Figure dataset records

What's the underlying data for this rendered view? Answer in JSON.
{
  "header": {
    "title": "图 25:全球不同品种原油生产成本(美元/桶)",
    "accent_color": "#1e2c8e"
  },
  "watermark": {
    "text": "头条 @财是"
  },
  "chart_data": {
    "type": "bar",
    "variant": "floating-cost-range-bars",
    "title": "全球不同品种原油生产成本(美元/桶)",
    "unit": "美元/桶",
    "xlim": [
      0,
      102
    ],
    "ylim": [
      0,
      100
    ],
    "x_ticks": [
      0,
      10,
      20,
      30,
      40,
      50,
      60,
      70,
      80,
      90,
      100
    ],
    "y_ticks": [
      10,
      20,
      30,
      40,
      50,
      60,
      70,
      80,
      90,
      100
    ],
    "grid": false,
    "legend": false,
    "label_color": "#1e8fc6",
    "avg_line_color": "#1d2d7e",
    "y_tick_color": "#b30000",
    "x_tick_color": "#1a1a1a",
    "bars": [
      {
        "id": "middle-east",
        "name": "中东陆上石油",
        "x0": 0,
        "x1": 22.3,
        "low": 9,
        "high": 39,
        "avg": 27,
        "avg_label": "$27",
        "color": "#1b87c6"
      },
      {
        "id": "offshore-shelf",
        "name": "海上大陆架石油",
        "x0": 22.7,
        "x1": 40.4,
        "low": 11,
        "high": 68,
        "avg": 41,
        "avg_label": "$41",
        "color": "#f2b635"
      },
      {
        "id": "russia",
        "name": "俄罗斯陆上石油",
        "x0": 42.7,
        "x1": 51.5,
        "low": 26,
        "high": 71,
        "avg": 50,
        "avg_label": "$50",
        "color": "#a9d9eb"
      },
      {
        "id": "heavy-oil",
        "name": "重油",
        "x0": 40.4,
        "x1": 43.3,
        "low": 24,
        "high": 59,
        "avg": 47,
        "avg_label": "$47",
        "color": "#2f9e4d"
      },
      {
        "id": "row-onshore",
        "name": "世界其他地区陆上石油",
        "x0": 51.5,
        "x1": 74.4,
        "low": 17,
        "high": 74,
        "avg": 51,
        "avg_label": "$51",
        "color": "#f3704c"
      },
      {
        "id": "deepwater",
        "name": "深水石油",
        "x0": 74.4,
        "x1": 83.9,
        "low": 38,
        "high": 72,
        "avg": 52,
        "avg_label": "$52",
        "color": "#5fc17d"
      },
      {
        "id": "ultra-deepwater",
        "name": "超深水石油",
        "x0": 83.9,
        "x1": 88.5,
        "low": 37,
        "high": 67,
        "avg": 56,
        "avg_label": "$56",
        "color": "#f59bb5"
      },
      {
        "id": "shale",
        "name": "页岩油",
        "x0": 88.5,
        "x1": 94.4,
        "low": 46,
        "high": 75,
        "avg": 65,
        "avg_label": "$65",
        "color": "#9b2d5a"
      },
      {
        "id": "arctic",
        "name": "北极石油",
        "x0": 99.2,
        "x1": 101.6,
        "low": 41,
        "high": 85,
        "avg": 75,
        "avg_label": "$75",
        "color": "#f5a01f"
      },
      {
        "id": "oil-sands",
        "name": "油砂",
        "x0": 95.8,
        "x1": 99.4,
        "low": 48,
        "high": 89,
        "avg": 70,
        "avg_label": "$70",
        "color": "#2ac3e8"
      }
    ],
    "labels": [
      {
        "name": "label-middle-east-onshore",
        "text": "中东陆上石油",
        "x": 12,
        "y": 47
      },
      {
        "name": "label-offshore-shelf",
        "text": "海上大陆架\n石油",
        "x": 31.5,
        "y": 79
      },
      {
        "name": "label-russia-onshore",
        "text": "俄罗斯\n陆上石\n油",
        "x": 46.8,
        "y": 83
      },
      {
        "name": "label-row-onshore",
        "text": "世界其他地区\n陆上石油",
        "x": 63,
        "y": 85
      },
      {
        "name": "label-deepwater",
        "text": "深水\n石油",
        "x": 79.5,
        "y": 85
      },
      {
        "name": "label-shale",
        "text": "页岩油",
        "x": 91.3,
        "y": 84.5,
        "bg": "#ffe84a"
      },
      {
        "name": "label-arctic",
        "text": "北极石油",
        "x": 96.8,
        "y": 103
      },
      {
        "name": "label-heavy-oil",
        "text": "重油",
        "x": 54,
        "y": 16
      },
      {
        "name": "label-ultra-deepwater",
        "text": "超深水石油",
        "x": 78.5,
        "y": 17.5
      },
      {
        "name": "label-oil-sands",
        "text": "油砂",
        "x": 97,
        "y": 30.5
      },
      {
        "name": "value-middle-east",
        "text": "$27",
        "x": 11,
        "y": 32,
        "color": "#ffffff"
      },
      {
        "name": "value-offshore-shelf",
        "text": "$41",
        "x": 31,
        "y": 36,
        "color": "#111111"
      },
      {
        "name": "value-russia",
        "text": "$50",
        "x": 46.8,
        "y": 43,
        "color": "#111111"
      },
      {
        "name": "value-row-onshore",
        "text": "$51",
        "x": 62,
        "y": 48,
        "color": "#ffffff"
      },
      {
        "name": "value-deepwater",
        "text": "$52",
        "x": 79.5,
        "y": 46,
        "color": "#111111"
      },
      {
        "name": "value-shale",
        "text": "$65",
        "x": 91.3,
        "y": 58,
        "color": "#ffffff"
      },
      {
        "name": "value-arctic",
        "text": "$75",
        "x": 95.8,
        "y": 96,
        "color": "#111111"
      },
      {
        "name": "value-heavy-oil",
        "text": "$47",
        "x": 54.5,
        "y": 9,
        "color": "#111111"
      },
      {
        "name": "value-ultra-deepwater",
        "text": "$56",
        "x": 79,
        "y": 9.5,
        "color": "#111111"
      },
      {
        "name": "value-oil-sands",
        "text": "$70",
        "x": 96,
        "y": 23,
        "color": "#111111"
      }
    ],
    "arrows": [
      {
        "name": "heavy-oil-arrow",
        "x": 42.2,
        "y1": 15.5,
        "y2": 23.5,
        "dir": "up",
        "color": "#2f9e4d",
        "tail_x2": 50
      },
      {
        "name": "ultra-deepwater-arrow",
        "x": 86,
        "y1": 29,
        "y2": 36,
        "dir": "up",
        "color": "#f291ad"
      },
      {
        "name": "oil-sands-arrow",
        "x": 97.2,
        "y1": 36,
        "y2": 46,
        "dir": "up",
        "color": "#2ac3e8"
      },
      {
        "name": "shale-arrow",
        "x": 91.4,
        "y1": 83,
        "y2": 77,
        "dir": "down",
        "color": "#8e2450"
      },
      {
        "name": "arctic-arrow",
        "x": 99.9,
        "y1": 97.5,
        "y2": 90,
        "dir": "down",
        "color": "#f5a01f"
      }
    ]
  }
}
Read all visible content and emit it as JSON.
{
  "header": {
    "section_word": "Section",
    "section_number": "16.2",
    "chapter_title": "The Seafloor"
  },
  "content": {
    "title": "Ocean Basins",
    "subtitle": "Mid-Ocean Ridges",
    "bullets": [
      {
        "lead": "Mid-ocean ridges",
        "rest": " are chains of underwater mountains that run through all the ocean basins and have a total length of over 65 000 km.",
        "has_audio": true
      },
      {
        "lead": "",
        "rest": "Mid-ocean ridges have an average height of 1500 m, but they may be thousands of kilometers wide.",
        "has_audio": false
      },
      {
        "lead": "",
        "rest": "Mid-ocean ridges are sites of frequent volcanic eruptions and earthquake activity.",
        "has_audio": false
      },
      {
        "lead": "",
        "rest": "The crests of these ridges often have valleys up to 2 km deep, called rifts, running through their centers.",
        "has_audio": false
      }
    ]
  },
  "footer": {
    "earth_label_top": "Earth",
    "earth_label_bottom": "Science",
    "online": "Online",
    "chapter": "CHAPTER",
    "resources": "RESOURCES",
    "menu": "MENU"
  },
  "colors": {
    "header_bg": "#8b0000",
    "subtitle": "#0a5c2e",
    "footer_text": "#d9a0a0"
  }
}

[WHAT THE TASK REQUIRES]
Each line of the listing should be copied exactly.

[WRITTEN SOLUTION]
What's the underlying data for this rendered view? Answer in JSON.
{
  "header": {
    "title": "图 25:全球不同品种原油生产成本(美元/桶)",
    "accent_color": "#1e2c8e"
  },
  "watermark": {
    "text": "头条 @财是"
  },
  "chart_data": {
    "type": "bar",
    "variant": "floating-cost-range-bars",
    "title": "全球不同品种原油生产成本(美元/桶)",
    "unit": "美元/桶",
    "xlim": [
      0,
      102
    ],
    "ylim": [
      0,
      100
    ],
    "x_ticks": [
      0,
      10,
      20,
      30,
      40,
      50,
      60,
      70,
      80,
      90,
      100
    ],
    "y_ticks": [
      10,
      20,
      30,
      40,
      50,
      60,
      70,
      80,
      90,
      100
    ],
    "grid": false,
    "legend": false,
    "label_color": "#1e8fc6",
    "avg_line_color": "#1d2d7e",
    "y_tick_color": "#b30000",
    "x_tick_color": "#1a1a1a",
    "bars": [
      {
        "id": "middle-east",
        "name": "中东陆上石油",
        "x0": 0,
        "x1": 22.3,
        "low": 9,
        "high": 39,
        "avg": 27,
        "avg_label": "$27",
        "color": "#1b87c6"
      },
      {
        "id": "offshore-shelf",
        "name": "海上大陆架石油",
        "x0": 22.7,
        "x1": 40.4,
        "low": 11,
        "high": 68,
        "avg": 41,
        "avg_label": "$41",
        "color": "#f2b635"
      },
      {
        "id": "russia",
        "name": "俄罗斯陆上石油",
        "x0": 42.7,
        "x1": 51.5,
        "low": 26,
        "high": 71,
        "avg": 50,
        "avg_label": "$50",
        "color": "#a9d9eb"
      },
      {
        "id": "heavy-oil",
        "name": "重油",
        "x0": 40.4,
        "x1": 43.3,
        "low": 24,
        "high": 59,
        "avg": 47,
        "avg_label": "$47",
        "color": "#2f9e4d"
      },
      {
        "id": "row-onshore",
        "name": "世界其他地区陆上石油",
        "x0": 51.5,
        "x1": 74.4,
        "low": 17,
        "high": 74,
        "avg": 51,
        "avg_label": "$51",
        "color": "#f3704c"
      },
      {
        "id": "deepwater",
        "name": "深水石油",
        "x0": 74.4,
        "x1": 83.9,
        "low": 38,
        "high": 72,
        "avg": 52,
        "avg_label": "$52",
        "color": "#5fc17d"
      },
      {
        "id": "ultra-deepwater",
        "name": "超深水石油",
        "x0": 83.9,
        "x1": 88.5,
        "low": 37,
        "high": 67,
        "avg": 56,
        "avg_label": "$56",
        "color": "#f59bb5"
      },
      {
        "id": "shale",
        "name": "页岩油",
        "x0": 88.5,
        "x1": 94.4,
        "low": 46,
        "high": 75,
        "avg": 65,
        "avg_label": "$65",
        "color": "#9b2d5a"
      },
      {
        "id": "arctic",
        "name": "北极石油",
        "x0": 99.2,
        "x1": 101.6,
        "low": 41,
        "high": 85,
        "avg": 75,
        "avg_label": "$75",
        "color": "#f5a01f"
      },
      {
        "id": "oil-sands",
        "name": "油砂",
        "x0": 95.8,
        "x1": 99.4,
        "low": 48,
        "high": 89,
        "avg": 70,
        "avg_label": "$70",
        "color": "#2ac3e8"
      }
    ],
    "labels": [
      {
        "name": "label-middle-east-onshore",
        "text": "中东陆上石油",
        "x": 12,
        "y": 47
      },
      {
        "name": "label-offshore-shelf",
        "text": "海上大陆架\n石油",
        "x": 31.5,
        "y": 79
      },
      {
        "name": "label-russia-onshore",
        "text": "俄罗斯\n陆上石\n油",
        "x": 46.8,
        "y": 83
      },
      {
        "name": "label-row-onshore",
        "text": "世界其他地区\n陆上石油",
        "x": 63,
        "y": 85
      },
      {
        "name": "label-deepwater",
        "text": "深水\n石油",
        "x": 79.5,
        "y": 85
      },
      {
        "name": "label-shale",
        "text": "页岩油",
        "x": 91.3,
        "y": 84.5,
        "bg": "#ffe84a"
      },
      {
        "name": "label-arctic",
        "text": "北极石油",
        "x": 96.8,
        "y": 103
      },
      {
        "name": "label-heavy-oil",
        "text": "重油",
        "x": 54,
        "y": 16
      },
      {
        "name": "label-ultra-deepwater",
        "text": "超深水石油",
        "x": 78.5,
        "y": 17.5
      },
      {
        "name": "label-oil-sands",
        "text": "油砂",
        "x": 97,
        "y": 30.5
      },
      {
        "name": "value-middle-east",
        "text": "$27",
        "x": 11,
        "y": 32,
        "color": "#ffffff"
      },
      {
        "name": "value-offshore-shelf",
        "text": "$41",
        "x": 31,
        "y": 36,
        "color": "#111111"
      },
      {
        "name": "value-russia",
        "text": "$50",
        "x": 46.8,
        "y": 43,
        "color": "#111111"
      },
      {
        "name": "value-row-onshore",
        "text": "$51",
        "x": 62,
        "y": 48,
        "color": "#ffffff"
      },
      {
        "name": "value-deepwater",
        "text": "$52",
        "x": 79.5,
        "y": 46,
        "color": "#111111"
      },
      {
        "name": "value-shale",
        "text": "$65",
        "x": 91.3,
        "y": 58,
        "color": "#ffffff"
      },
      {
        "name": "value-arctic",
        "text": "$75",
        "x": 95.8,
        "y": 96,
        "color": "#111111"
      },
      {
        "name": "value-heavy-oil",
        "text": "$47",
        "x": 54.5,
        "y": 9,
        "color": "#111111"
      },
      {
        "name": "value-ultra-deepwater",
        "text": "$56",
        "x": 79,
        "y": 9.5,
        "color": "#111111"
      },
      {
        "name": "value-oil-sands",
        "text": "$70",
        "x": 96,
        "y": 23,
        "color": "#111111"
      }
    ],
    "arrows": [
      {
        "name": "heavy-oil-arrow",
        "x": 42.2,
        "y1": 15.5,
        "y2": 23.5,
        "dir": "up",
        "color": "#2f9e4d",
        "tail_x2": 50
      },
      {
        "name": "ultra-deepwater-arrow",
        "x": 86,
        "y1": 29,
        "y2": 36,
        "dir": "up",
        "color": "#f291ad"
      },
      {
        "name": "oil-sands-arrow",
        "x": 97.2,
        "y1": 36,
        "y2": 46,
        "dir": "up",
        "color": "#2ac3e8"
      },
      {
        "name": "shale-arrow",
        "x": 91.4,
        "y1": 83,
        "y2": 77,
        "dir": "down",
        "color": "#8e2450"
      },
      {
        "name": "arctic-arrow",
        "x": 99.9,
        "y1": 97.5,
        "y2": 90,
        "dir": "down",
        "color": "#f5a01f"
      }
    ]
  }
}
Read all visible content and emit it as JSON.
{
  "header": {
    "section_word": "Section",
    "section_number": "16.2",
    "chapter_title": "The Seafloor"
  },
  "content": {
    "title": "Ocean Basins",
    "subtitle": "Mid-Ocean Ridges",
    "bullets": [
      {
        "lead": "Mid-ocean ridges",
        "rest": " are chains of underwater mountains that run through all the ocean basins and have a total length of over 65 000 km.",
        "has_audio": true
      },
      {
        "lead": "",
        "rest": "Mid-ocean ridges have an average height of 1500 m, but they may be thousands of kilometers wide.",
        "has_audio": false
      },
      {
        "lead": "",
        "rest": "Mid-ocean ridges are sites of frequent volcanic eruptions and earthquake activity.",
        "has_audio": false
      },
      {
        "lead": "",
        "rest": "The crests of these ridges often have valleys up to 2 km deep, called rifts, running through their centers.",
        "has_audio": false
      }
    ]
  },
  "footer": {
    "earth_label_top": "Earth",
    "earth_label_bottom": "Science",
    "online": "Online",
    "chapter": "CHAPTER",
    "resources": "RESOURCES",
    "menu": "MENU"
  },
  "colors": {
    "header_bg": "#8b0000",
    "subtitle": "#0a5c2e",
    "footer_text": "#d9a0a0"
  }
}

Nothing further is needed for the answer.